WORK TO BE COMPLETED: Below are records to repeat exactly. Omit the pictures from the copy.

(Data records)
• • • • • • •

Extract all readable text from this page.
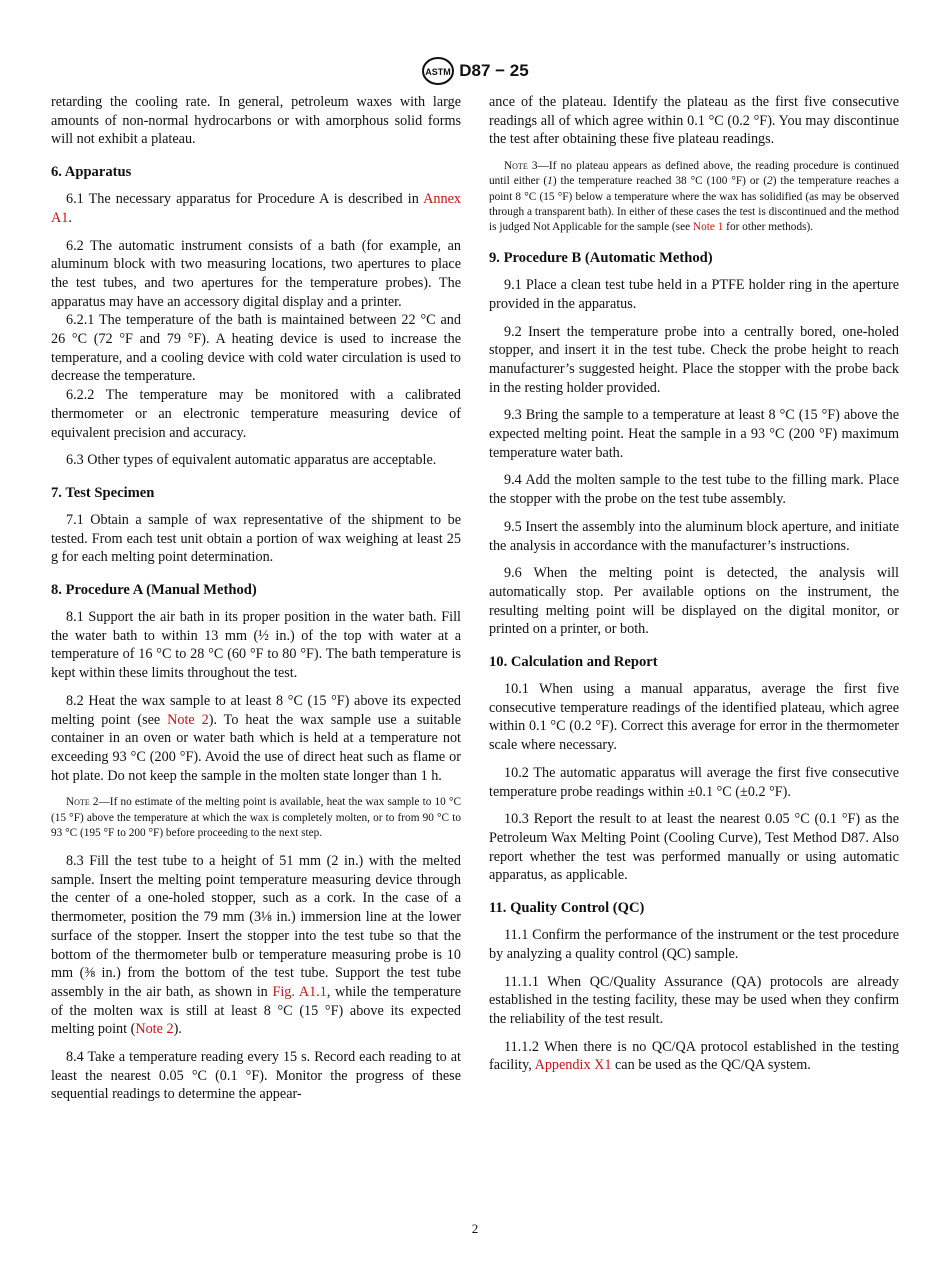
ASTM D87 − 25

retarding the cooling rate. In general, petroleum waxes with large amounts of non-normal hydrocarbons or with amorphous solid forms will not exhibit a plateau.

6. Apparatus

6.1 The necessary apparatus for Procedure A is described in Annex A1.

6.2 The automatic instrument consists of a bath (for example, an aluminum block with two measuring locations, two apertures to place the test tubes, and two apertures for the temperature probes). The apparatus may have an accessory digital display and a printer.

6.2.1 The temperature of the bath is maintained between 22 °C and 26 °C (72 °F and 79 °F). A heating device is used to increase the temperature, and a cooling device with cold water circulation is used to decrease the temperature.

6.2.2 The temperature may be monitored with a calibrated thermometer or an electronic temperature measuring device of equivalent precision and accuracy.

6.3 Other types of equivalent automatic apparatus are acceptable.

7. Test Specimen

7.1 Obtain a sample of wax representative of the shipment to be tested. From each test unit obtain a portion of wax weighing at least 25 g for each melting point determination.

8. Procedure A (Manual Method)

8.1 Support the air bath in its proper position in the water bath. Fill the water bath to within 13 mm (½ in.) of the top with water at a temperature of 16 °C to 28 °C (60 °F to 80 °F). The bath temperature is kept within these limits throughout the test.

8.2 Heat the wax sample to at least 8 °C (15 °F) above its expected melting point (see Note 2). To heat the wax sample use a suitable container in an oven or water bath which is held at a temperature not exceeding 93 °C (200 °F). Avoid the use of direct heat such as flame or hot plate. Do not keep the sample in the molten state longer than 1 h.

Note 2—If no estimate of the melting point is available, heat the wax sample to 10 °C (15 °F) above the temperature at which the wax is completely molten, or to from 90 °C to 93 °C (195 °F to 200 °F) before proceeding to the next step.

8.3 Fill the test tube to a height of 51 mm (2 in.) with the melted sample. Insert the melting point temperature measuring device through the center of a one-holed stopper, such as a cork. In the case of a thermometer, position the 79 mm (3⅛ in.) immersion line at the lower surface of the stopper. Insert the stopper into the test tube so that the bottom of the thermometer bulb or temperature measuring probe is 10 mm (⅜ in.) from the bottom of the test tube. Support the test tube assembly in the air bath, as shown in Fig. A1.1, while the temperature of the molten wax is still at least 8 °C (15 °F) above its expected melting point (Note 2).

8.4 Take a temperature reading every 15 s. Record each reading to at least the nearest 0.05 °C (0.1 °F). Monitor the progress of these sequential readings to determine the appear-

ance of the plateau. Identify the plateau as the first five consecutive readings all of which agree within 0.1 °C (0.2 °F). You may discontinue the test after obtaining these five plateau readings.

Note 3—If no plateau appears as defined above, the reading procedure is continued until either (1) the temperature reached 38 °C (100 °F) or (2) the temperature reaches a point 8 °C (15 °F) below a temperature where the wax has solidified (as may be observed through a transparent bath). In either of these cases the test is discontinued and the method is judged Not Applicable for the sample (see Note 1 for other methods).

9. Procedure B (Automatic Method)

9.1 Place a clean test tube held in a PTFE holder ring in the aperture provided in the apparatus.

9.2 Insert the temperature probe into a centrally bored, one-holed stopper, and insert it in the test tube. Check the probe height to reach manufacturer’s suggested height. Place the stopper with the probe back in the resting holder provided.

9.3 Bring the sample to a temperature at least 8 °C (15 °F) above the expected melting point. Heat the sample in a 93 °C (200 °F) maximum temperature water bath.

9.4 Add the molten sample to the test tube to the filling mark. Place the stopper with the probe on the test tube assembly.

9.5 Insert the assembly into the aluminum block aperture, and initiate the analysis in accordance with the manufacturer’s instructions.

9.6 When the melting point is detected, the analysis will automatically stop. Per available options on the instrument, the resulting melting point will be displayed on the digital monitor, or printed on a printer, or both.

10. Calculation and Report

10.1 When using a manual apparatus, average the first five consecutive temperature readings of the identified plateau, which agree within 0.1 °C (0.2 °F). Correct this average for error in the thermometer scale where necessary.

10.2 The automatic apparatus will average the first five consecutive temperature probe readings within ±0.1 °C (±0.2 °F).

10.3 Report the result to at least the nearest 0.05 °C (0.1 °F) as the Petroleum Wax Melting Point (Cooling Curve), Test Method D87. Also report whether the test was performed manually or using automatic apparatus, as applicable.

11. Quality Control (QC)

11.1 Confirm the performance of the instrument or the test procedure by analyzing a quality control (QC) sample.

11.1.1 When QC/Quality Assurance (QA) protocols are already established in the testing facility, these may be used when they confirm the reliability of the test result.

11.1.2 When there is no QC/QA protocol established in the testing facility, Appendix X1 can be used as the QC/QA system.

2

• • • • • • •

TASK RESPONSE:
Extract all readable text from this page.
ASTM D87 − 25

retarding the cooling rate. In general, petroleum waxes with large amounts of non-normal hydrocarbons or with amorphous solid forms will not exhibit a plateau.

6. Apparatus

6.1 The necessary apparatus for Procedure A is described in Annex A1.

6.2 The automatic instrument consists of a bath (for example, an aluminum block with two measuring locations, two apertures to place the test tubes, and two apertures for the temperature probes). The apparatus may have an accessory digital display and a printer.

6.2.1 The temperature of the bath is maintained between 22 °C and 26 °C (72 °F and 79 °F). A heating device is used to increase the temperature, and a cooling device with cold water circulation is used to decrease the temperature.

6.2.2 The temperature may be monitored with a calibrated thermometer or an electronic temperature measuring device of equivalent precision and accuracy.

6.3 Other types of equivalent automatic apparatus are acceptable.

7. Test Specimen

7.1 Obtain a sample of wax representative of the shipment to be tested. From each test unit obtain a portion of wax weighing at least 25 g for each melting point determination.

8. Procedure A (Manual Method)

8.1 Support the air bath in its proper position in the water bath. Fill the water bath to within 13 mm (½ in.) of the top with water at a temperature of 16 °C to 28 °C (60 °F to 80 °F). The bath temperature is kept within these limits throughout the test.

8.2 Heat the wax sample to at least 8 °C (15 °F) above its expected melting point (see Note 2). To heat the wax sample use a suitable container in an oven or water bath which is held at a temperature not exceeding 93 °C (200 °F). Avoid the use of direct heat such as flame or hot plate. Do not keep the sample in the molten state longer than 1 h.

Note 2—If no estimate of the melting point is available, heat the wax sample to 10 °C (15 °F) above the temperature at which the wax is completely molten, or to from 90 °C to 93 °C (195 °F to 200 °F) before proceeding to the next step.

8.3 Fill the test tube to a height of 51 mm (2 in.) with the melted sample. Insert the melting point temperature measuring device through the center of a one-holed stopper, such as a cork. In the case of a thermometer, position the 79 mm (3⅛ in.) immersion line at the lower surface of the stopper. Insert the stopper into the test tube so that the bottom of the thermometer bulb or temperature measuring probe is 10 mm (⅜ in.) from the bottom of the test tube. Support the test tube assembly in the air bath, as shown in Fig. A1.1, while the temperature of the molten wax is still at least 8 °C (15 °F) above its expected melting point (Note 2).

8.4 Take a temperature reading every 15 s. Record each reading to at least the nearest 0.05 °C (0.1 °F). Monitor the progress of these sequential readings to determine the appear-

ance of the plateau. Identify the plateau as the first five consecutive readings all of which agree within 0.1 °C (0.2 °F). You may discontinue the test after obtaining these five plateau readings.

Note 3—If no plateau appears as defined above, the reading procedure is continued until either (1) the temperature reached 38 °C (100 °F) or (2) the temperature reaches a point 8 °C (15 °F) below a temperature where the wax has solidified (as may be observed through a transparent bath). In either of these cases the test is discontinued and the method is judged Not Applicable for the sample (see Note 1 for other methods).

9. Procedure B (Automatic Method)

9.1 Place a clean test tube held in a PTFE holder ring in the aperture provided in the apparatus.

9.2 Insert the temperature probe into a centrally bored, one-holed stopper, and insert it in the test tube. Check the probe height to reach manufacturer’s suggested height. Place the stopper with the probe back in the resting holder provided.

9.3 Bring the sample to a temperature at least 8 °C (15 °F) above the expected melting point. Heat the sample in a 93 °C (200 °F) maximum temperature water bath.

9.4 Add the molten sample to the test tube to the filling mark. Place the stopper with the probe on the test tube assembly.

9.5 Insert the assembly into the aluminum block aperture, and initiate the analysis in accordance with the manufacturer’s instructions.

9.6 When the melting point is detected, the analysis will automatically stop. Per available options on the instrument, the resulting melting point will be displayed on the digital monitor, or printed on a printer, or both.

10. Calculation and Report

10.1 When using a manual apparatus, average the first five consecutive temperature readings of the identified plateau, which agree within 0.1 °C (0.2 °F). Correct this average for error in the thermometer scale where necessary.

10.2 The automatic apparatus will average the first five consecutive temperature probe readings within ±0.1 °C (±0.2 °F).

10.3 Report the result to at least the nearest 0.05 °C (0.1 °F) as the Petroleum Wax Melting Point (Cooling Curve), Test Method D87. Also report whether the test was performed manually or using automatic apparatus, as applicable.

11. Quality Control (QC)

11.1 Confirm the performance of the instrument or the test procedure by analyzing a quality control (QC) sample.

11.1.1 When QC/Quality Assurance (QA) protocols are already established in the testing facility, these may be used when they confirm the reliability of the test result.

11.1.2 When there is no QC/QA protocol established in the testing facility, Appendix X1 can be used as the QC/QA system.

2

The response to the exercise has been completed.